→ WORK TO BE COMPLETED:
Set down the full listing exactly as given. Any pictures are to be left out.

Data records:
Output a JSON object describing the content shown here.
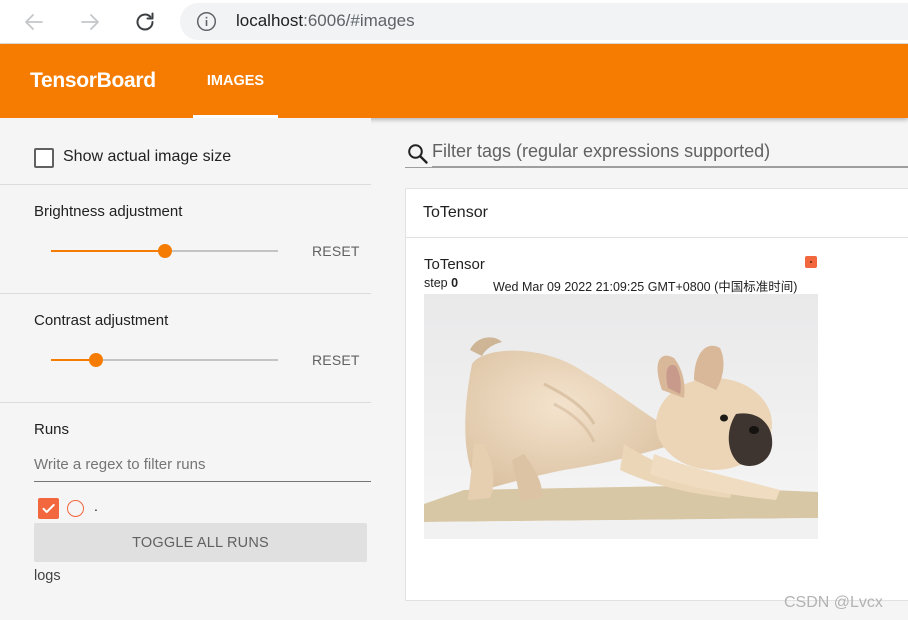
{
  "browser": {
    "url_host": "localhost",
    "url_rest": ":6006/#images"
  },
  "header": {
    "logo": "TensorBoard",
    "active_tab": "IMAGES"
  },
  "sidebar": {
    "show_actual_size_label": "Show actual image size",
    "show_actual_size_checked": false,
    "brightness": {
      "label": "Brightness adjustment",
      "value_fraction": 0.5,
      "reset_label": "RESET"
    },
    "contrast": {
      "label": "Contrast adjustment",
      "value_fraction": 0.2,
      "reset_label": "RESET"
    },
    "runs": {
      "title": "Runs",
      "filter_placeholder": "Write a regex to filter runs",
      "items": [
        {
          "name": ".",
          "checked": true,
          "color": "#f2673d"
        }
      ],
      "toggle_all_label": "TOGGLE ALL RUNS",
      "log_dir": "logs"
    }
  },
  "main": {
    "filter_placeholder": "Filter tags (regular expressions supported)",
    "category_title": "ToTensor",
    "card": {
      "title": "ToTensor",
      "step_label": "step",
      "step_value": "0",
      "timestamp": "Wed Mar 09 2022 21:09:25 GMT+0800 (中国标准时间)"
    }
  },
  "watermark": "CSDN @Lvcx",
  "colors": {
    "accent": "#f57c00",
    "run_color": "#f2673d"
  }
}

→ WORKED ANSWER:
Output a JSON object describing the content shown here.
{
  "browser": {
    "url_host": "localhost",
    "url_rest": ":6006/#images"
  },
  "header": {
    "logo": "TensorBoard",
    "active_tab": "IMAGES"
  },
  "sidebar": {
    "show_actual_size_label": "Show actual image size",
    "show_actual_size_checked": false,
    "brightness": {
      "label": "Brightness adjustment",
      "value_fraction": 0.5,
      "reset_label": "RESET"
    },
    "contrast": {
      "label": "Contrast adjustment",
      "value_fraction": 0.2,
      "reset_label": "RESET"
    },
    "runs": {
      "title": "Runs",
      "filter_placeholder": "Write a regex to filter runs",
      "items": [
        {
          "name": ".",
          "checked": true,
          "color": "#f2673d"
        }
      ],
      "toggle_all_label": "TOGGLE ALL RUNS",
      "log_dir": "logs"
    }
  },
  "main": {
    "filter_placeholder": "Filter tags (regular expressions supported)",
    "category_title": "ToTensor",
    "card": {
      "title": "ToTensor",
      "step_label": "step",
      "step_value": "0",
      "timestamp": "Wed Mar 09 2022 21:09:25 GMT+0800 (中国标准时间)"
    }
  },
  "watermark": "CSDN @Lvcx",
  "colors": {
    "accent": "#f57c00",
    "run_color": "#f2673d"
  }
}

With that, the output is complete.